Listed entries:

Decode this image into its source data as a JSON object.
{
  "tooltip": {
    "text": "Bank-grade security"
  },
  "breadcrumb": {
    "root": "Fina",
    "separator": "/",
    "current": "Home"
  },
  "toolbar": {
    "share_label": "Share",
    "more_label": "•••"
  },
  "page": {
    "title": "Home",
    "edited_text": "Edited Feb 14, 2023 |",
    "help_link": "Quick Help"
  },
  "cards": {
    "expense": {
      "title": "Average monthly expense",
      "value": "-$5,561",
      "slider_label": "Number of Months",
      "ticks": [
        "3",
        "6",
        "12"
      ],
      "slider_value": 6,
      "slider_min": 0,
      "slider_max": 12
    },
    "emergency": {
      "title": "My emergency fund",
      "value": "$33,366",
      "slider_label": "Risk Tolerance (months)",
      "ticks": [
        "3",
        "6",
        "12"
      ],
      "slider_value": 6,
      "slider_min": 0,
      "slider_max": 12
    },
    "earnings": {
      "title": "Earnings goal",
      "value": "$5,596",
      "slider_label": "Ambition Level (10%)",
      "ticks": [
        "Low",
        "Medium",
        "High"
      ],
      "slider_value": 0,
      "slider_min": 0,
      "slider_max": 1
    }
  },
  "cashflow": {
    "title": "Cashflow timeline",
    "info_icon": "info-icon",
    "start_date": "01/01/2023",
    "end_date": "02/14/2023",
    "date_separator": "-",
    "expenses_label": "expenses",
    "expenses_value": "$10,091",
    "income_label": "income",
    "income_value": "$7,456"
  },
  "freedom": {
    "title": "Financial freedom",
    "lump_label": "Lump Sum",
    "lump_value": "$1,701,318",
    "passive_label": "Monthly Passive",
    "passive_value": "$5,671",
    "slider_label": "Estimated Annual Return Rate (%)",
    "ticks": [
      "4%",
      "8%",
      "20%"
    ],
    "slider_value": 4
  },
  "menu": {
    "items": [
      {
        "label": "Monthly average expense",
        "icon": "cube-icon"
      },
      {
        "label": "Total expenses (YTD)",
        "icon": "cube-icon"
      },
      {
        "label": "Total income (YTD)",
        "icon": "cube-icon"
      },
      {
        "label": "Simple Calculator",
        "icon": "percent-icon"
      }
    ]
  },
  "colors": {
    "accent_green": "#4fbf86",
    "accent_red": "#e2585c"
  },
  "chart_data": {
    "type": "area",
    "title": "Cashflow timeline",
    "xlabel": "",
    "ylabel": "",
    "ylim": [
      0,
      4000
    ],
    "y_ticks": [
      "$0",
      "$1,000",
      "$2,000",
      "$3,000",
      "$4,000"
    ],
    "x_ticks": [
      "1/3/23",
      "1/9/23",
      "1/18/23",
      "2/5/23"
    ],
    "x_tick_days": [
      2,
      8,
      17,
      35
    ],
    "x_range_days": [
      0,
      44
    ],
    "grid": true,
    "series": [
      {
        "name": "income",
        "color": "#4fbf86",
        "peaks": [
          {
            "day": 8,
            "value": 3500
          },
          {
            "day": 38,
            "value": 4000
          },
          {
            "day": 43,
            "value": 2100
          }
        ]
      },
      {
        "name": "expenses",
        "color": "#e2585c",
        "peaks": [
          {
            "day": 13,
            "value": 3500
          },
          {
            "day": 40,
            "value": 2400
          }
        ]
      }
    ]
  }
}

Set problem: Each line of the listing should be echoed back exactly.

Correct answer:
Decode this image into its source data as a JSON object.
{
  "tooltip": {
    "text": "Bank-grade security"
  },
  "breadcrumb": {
    "root": "Fina",
    "separator": "/",
    "current": "Home"
  },
  "toolbar": {
    "share_label": "Share",
    "more_label": "•••"
  },
  "page": {
    "title": "Home",
    "edited_text": "Edited Feb 14, 2023 |",
    "help_link": "Quick Help"
  },
  "cards": {
    "expense": {
      "title": "Average monthly expense",
      "value": "-$5,561",
      "slider_label": "Number of Months",
      "ticks": [
        "3",
        "6",
        "12"
      ],
      "slider_value": 6,
      "slider_min": 0,
      "slider_max": 12
    },
    "emergency": {
      "title": "My emergency fund",
      "value": "$33,366",
      "slider_label": "Risk Tolerance (months)",
      "ticks": [
        "3",
        "6",
        "12"
      ],
      "slider_value": 6,
      "slider_min": 0,
      "slider_max": 12
    },
    "earnings": {
      "title": "Earnings goal",
      "value": "$5,596",
      "slider_label": "Ambition Level (10%)",
      "ticks": [
        "Low",
        "Medium",
        "High"
      ],
      "slider_value": 0,
      "slider_min": 0,
      "slider_max": 1
    }
  },
  "cashflow": {
    "title": "Cashflow timeline",
    "info_icon": "info-icon",
    "start_date": "01/01/2023",
    "end_date": "02/14/2023",
    "date_separator": "-",
    "expenses_label": "expenses",
    "expenses_value": "$10,091",
    "income_label": "income",
    "income_value": "$7,456"
  },
  "freedom": {
    "title": "Financial freedom",
    "lump_label": "Lump Sum",
    "lump_value": "$1,701,318",
    "passive_label": "Monthly Passive",
    "passive_value": "$5,671",
    "slider_label": "Estimated Annual Return Rate (%)",
    "ticks": [
      "4%",
      "8%",
      "20%"
    ],
    "slider_value": 4
  },
  "menu": {
    "items": [
      {
        "label": "Monthly average expense",
        "icon": "cube-icon"
      },
      {
        "label": "Total expenses (YTD)",
        "icon": "cube-icon"
      },
      {
        "label": "Total income (YTD)",
        "icon": "cube-icon"
      },
      {
        "label": "Simple Calculator",
        "icon": "percent-icon"
      }
    ]
  },
  "colors": {
    "accent_green": "#4fbf86",
    "accent_red": "#e2585c"
  },
  "chart_data": {
    "type": "area",
    "title": "Cashflow timeline",
    "xlabel": "",
    "ylabel": "",
    "ylim": [
      0,
      4000
    ],
    "y_ticks": [
      "$0",
      "$1,000",
      "$2,000",
      "$3,000",
      "$4,000"
    ],
    "x_ticks": [
      "1/3/23",
      "1/9/23",
      "1/18/23",
      "2/5/23"
    ],
    "x_tick_days": [
      2,
      8,
      17,
      35
    ],
    "x_range_days": [
      0,
      44
    ],
    "grid": true,
    "series": [
      {
        "name": "income",
        "color": "#4fbf86",
        "peaks": [
          {
            "day": 8,
            "value": 3500
          },
          {
            "day": 38,
            "value": 4000
          },
          {
            "day": 43,
            "value": 2100
          }
        ]
      },
      {
        "name": "expenses",
        "color": "#e2585c",
        "peaks": [
          {
            "day": 13,
            "value": 3500
          },
          {
            "day": 40,
            "value": 2400
          }
        ]
      }
    ]
  }
}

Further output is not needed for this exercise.